• [WRITTEN EXERCISE]:
Please write out each of the items below word for word, leaving the pictures out of your answer.
[Start]
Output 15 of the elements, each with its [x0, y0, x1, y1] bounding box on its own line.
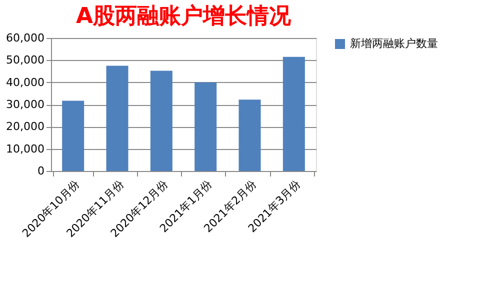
- bar: [238, 100, 261, 171]
- y-tick-label: 60,000: [6, 32, 44, 44]
- bar: [150, 70, 172, 171]
- bar: [282, 56, 305, 171]
- y-tick-label: 40,000: [6, 76, 44, 89]
- bar: [106, 66, 128, 171]
- y-tick-label: 10,000: [6, 142, 44, 156]
- y-tick-label: 50,000: [6, 54, 44, 67]
- chart-title: A股两融账户增长情况: [76, 3, 292, 29]
- legend-label: 新增两融账户数量: [350, 37, 438, 50]
- bar: [62, 100, 84, 171]
- y-tick-label: 30,000: [6, 98, 44, 111]
- bar: [194, 82, 217, 171]
- y-tick-label: 20,000: [6, 120, 44, 134]
- y-tick-label: 0: [38, 164, 44, 178]
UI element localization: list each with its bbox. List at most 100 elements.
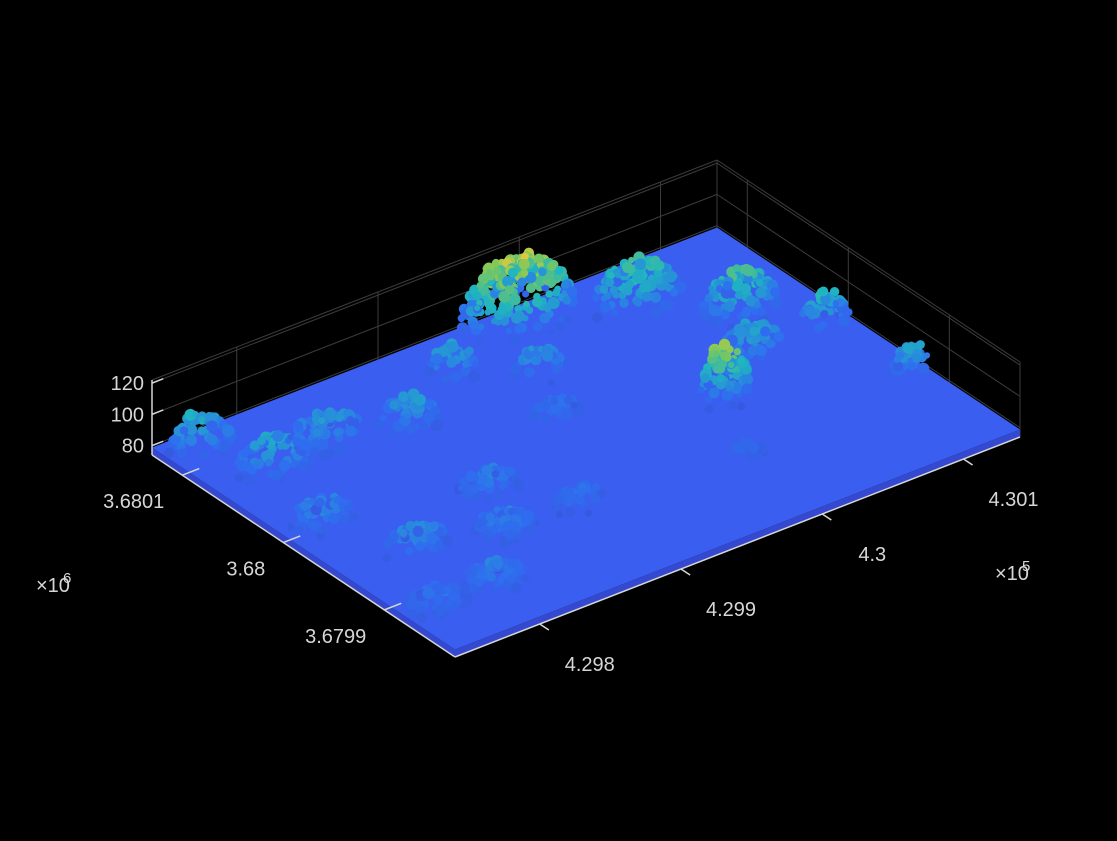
grid-line xyxy=(716,225,1021,429)
z-tick-label: 80 xyxy=(122,436,144,458)
point xyxy=(253,463,260,470)
y-tick-label: 3.6801 xyxy=(103,491,164,513)
grid-line xyxy=(151,193,718,415)
point xyxy=(509,364,521,376)
point xyxy=(287,523,295,532)
point xyxy=(564,314,574,325)
point xyxy=(300,501,310,511)
point xyxy=(760,326,771,337)
point xyxy=(839,304,850,315)
point xyxy=(426,532,438,545)
point xyxy=(575,495,585,506)
point xyxy=(612,291,620,299)
point xyxy=(508,293,521,306)
x-axis xyxy=(454,436,1021,658)
point xyxy=(406,522,414,530)
point xyxy=(505,327,512,334)
point xyxy=(710,319,719,328)
point xyxy=(477,563,485,571)
point xyxy=(492,558,504,569)
point xyxy=(242,461,253,472)
point xyxy=(756,306,766,317)
point xyxy=(431,353,443,365)
z-tick xyxy=(151,409,164,416)
z-tick-label: 100 xyxy=(111,404,144,426)
point xyxy=(170,434,181,445)
point xyxy=(290,460,298,468)
point xyxy=(521,269,529,277)
point xyxy=(308,498,316,506)
point xyxy=(713,350,720,357)
point xyxy=(818,321,828,330)
point xyxy=(456,322,468,334)
point xyxy=(416,612,428,623)
point xyxy=(533,321,543,332)
point xyxy=(770,287,780,297)
x-tick xyxy=(821,513,832,521)
point xyxy=(410,535,417,543)
z-tick xyxy=(151,440,164,447)
point xyxy=(733,348,742,356)
point xyxy=(718,338,731,351)
point xyxy=(398,391,409,402)
point xyxy=(292,421,304,432)
exponent-power: 5 xyxy=(1022,558,1030,575)
point xyxy=(472,360,479,367)
point xyxy=(708,350,716,358)
exponent-base: ×10 xyxy=(36,575,70,597)
point xyxy=(565,507,576,518)
point xyxy=(513,477,524,489)
point xyxy=(429,522,438,530)
point xyxy=(472,291,482,301)
point xyxy=(436,607,445,617)
point xyxy=(497,305,508,315)
point xyxy=(273,470,281,478)
point xyxy=(465,470,478,483)
point xyxy=(704,404,714,414)
point xyxy=(481,465,492,476)
point xyxy=(206,420,218,433)
point xyxy=(585,509,593,517)
point xyxy=(741,383,753,395)
point xyxy=(741,308,751,318)
point xyxy=(550,402,560,413)
point xyxy=(755,287,767,299)
point xyxy=(423,412,435,424)
x-tick xyxy=(680,568,691,576)
point xyxy=(476,337,484,345)
point xyxy=(591,482,601,492)
point xyxy=(457,483,467,492)
point xyxy=(653,260,665,271)
point xyxy=(747,345,758,357)
point xyxy=(486,572,496,582)
point xyxy=(514,324,523,334)
point xyxy=(641,291,652,302)
point xyxy=(200,449,210,459)
exponent-power: 6 xyxy=(63,570,71,587)
point xyxy=(561,280,570,289)
point xyxy=(599,285,609,294)
point xyxy=(502,276,514,288)
point xyxy=(773,297,781,305)
point xyxy=(312,428,321,437)
point xyxy=(477,569,485,577)
point xyxy=(240,448,250,458)
point xyxy=(405,424,416,435)
point xyxy=(554,266,564,275)
point xyxy=(591,312,603,323)
point xyxy=(474,305,481,312)
point xyxy=(292,436,303,447)
point xyxy=(547,297,560,309)
point xyxy=(669,288,679,297)
ground-top xyxy=(152,227,1020,650)
point xyxy=(720,303,728,310)
point xyxy=(390,430,397,437)
y-tick-label: 3.6799 xyxy=(305,626,366,648)
point xyxy=(507,507,516,516)
point xyxy=(829,287,840,297)
point xyxy=(511,312,523,324)
point xyxy=(837,314,850,327)
point xyxy=(464,490,472,498)
point xyxy=(600,295,608,302)
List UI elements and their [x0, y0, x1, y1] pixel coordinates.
[End]
• [FINAL RESULT]:
Output 15 of the elements, each with its [x0, y0, x1, y1] bounding box on its own line.
- bar: [238, 100, 261, 171]
- y-tick-label: 60,000: [6, 32, 44, 44]
- bar: [150, 70, 172, 171]
- bar: [282, 56, 305, 171]
- y-tick-label: 40,000: [6, 76, 44, 89]
- bar: [106, 66, 128, 171]
- y-tick-label: 10,000: [6, 142, 44, 156]
- y-tick-label: 50,000: [6, 54, 44, 67]
- chart-title: A股两融账户增长情况: [76, 3, 292, 29]
- legend-label: 新增两融账户数量: [350, 37, 438, 50]
- bar: [62, 100, 84, 171]
- y-tick-label: 30,000: [6, 98, 44, 111]
- bar: [194, 82, 217, 171]
- y-tick-label: 20,000: [6, 120, 44, 134]
- y-tick-label: 0: [38, 164, 44, 178]
UI element localization: list each with its bbox. List at most 100 elements.
grid-line xyxy=(716,225,1021,429)
z-tick-label: 80 xyxy=(122,436,144,458)
point xyxy=(253,463,260,470)
y-tick-label: 3.6801 xyxy=(103,491,164,513)
grid-line xyxy=(151,193,718,415)
point xyxy=(509,364,521,376)
point xyxy=(287,523,295,532)
point xyxy=(564,314,574,325)
point xyxy=(300,501,310,511)
point xyxy=(760,326,771,337)
point xyxy=(839,304,850,315)
point xyxy=(426,532,438,545)
point xyxy=(575,495,585,506)
point xyxy=(612,291,620,299)
point xyxy=(508,293,521,306)
x-axis xyxy=(454,436,1021,658)
point xyxy=(406,522,414,530)
point xyxy=(505,327,512,334)
point xyxy=(710,319,719,328)
point xyxy=(477,563,485,571)
point xyxy=(492,558,504,569)
point xyxy=(242,461,253,472)
point xyxy=(756,306,766,317)
point xyxy=(431,353,443,365)
z-tick xyxy=(151,409,164,416)
z-tick-label: 100 xyxy=(111,404,144,426)
point xyxy=(170,434,181,445)
point xyxy=(290,460,298,468)
point xyxy=(521,269,529,277)
point xyxy=(308,498,316,506)
point xyxy=(713,350,720,357)
point xyxy=(818,321,828,330)
point xyxy=(456,322,468,334)
point xyxy=(416,612,428,623)
point xyxy=(533,321,543,332)
point xyxy=(770,287,780,297)
x-tick xyxy=(821,513,832,521)
point xyxy=(410,535,417,543)
z-tick xyxy=(151,440,164,447)
point xyxy=(733,348,742,356)
point xyxy=(718,338,731,351)
point xyxy=(398,391,409,402)
point xyxy=(292,421,304,432)
exponent-power: 5 xyxy=(1022,558,1030,575)
point xyxy=(472,360,479,367)
point xyxy=(708,350,716,358)
exponent-base: ×10 xyxy=(36,575,70,597)
point xyxy=(565,507,576,518)
point xyxy=(513,477,524,489)
point xyxy=(429,522,438,530)
point xyxy=(472,291,482,301)
point xyxy=(436,607,445,617)
point xyxy=(497,305,508,315)
point xyxy=(273,470,281,478)
point xyxy=(465,470,478,483)
point xyxy=(704,404,714,414)
point xyxy=(481,465,492,476)
point xyxy=(206,420,218,433)
point xyxy=(585,509,593,517)
point xyxy=(741,383,753,395)
point xyxy=(741,308,751,318)
point xyxy=(550,402,560,413)
point xyxy=(755,287,767,299)
point xyxy=(423,412,435,424)
x-tick xyxy=(680,568,691,576)
point xyxy=(476,337,484,345)
point xyxy=(591,482,601,492)
point xyxy=(457,483,467,492)
point xyxy=(653,260,665,271)
point xyxy=(747,345,758,357)
point xyxy=(486,572,496,582)
point xyxy=(514,324,523,334)
point xyxy=(641,291,652,302)
point xyxy=(200,449,210,459)
exponent-power: 6 xyxy=(63,570,71,587)
point xyxy=(561,280,570,289)
point xyxy=(599,285,609,294)
point xyxy=(502,276,514,288)
point xyxy=(773,297,781,305)
point xyxy=(312,428,321,437)
point xyxy=(477,569,485,577)
point xyxy=(240,448,250,458)
point xyxy=(405,424,416,435)
point xyxy=(554,266,564,275)
point xyxy=(591,312,603,323)
point xyxy=(474,305,481,312)
point xyxy=(292,436,303,447)
point xyxy=(547,297,560,309)
point xyxy=(669,288,679,297)
ground-top xyxy=(152,227,1020,650)
point xyxy=(720,303,728,310)
point xyxy=(390,430,397,437)
y-tick-label: 3.6799 xyxy=(305,626,366,648)
point xyxy=(507,507,516,516)
point xyxy=(829,287,840,297)
point xyxy=(511,312,523,324)
point xyxy=(837,314,850,327)
point xyxy=(464,490,472,498)
point xyxy=(600,295,608,302)
List UI elements and their [x0, y0, x1, y1] pixel coordinates.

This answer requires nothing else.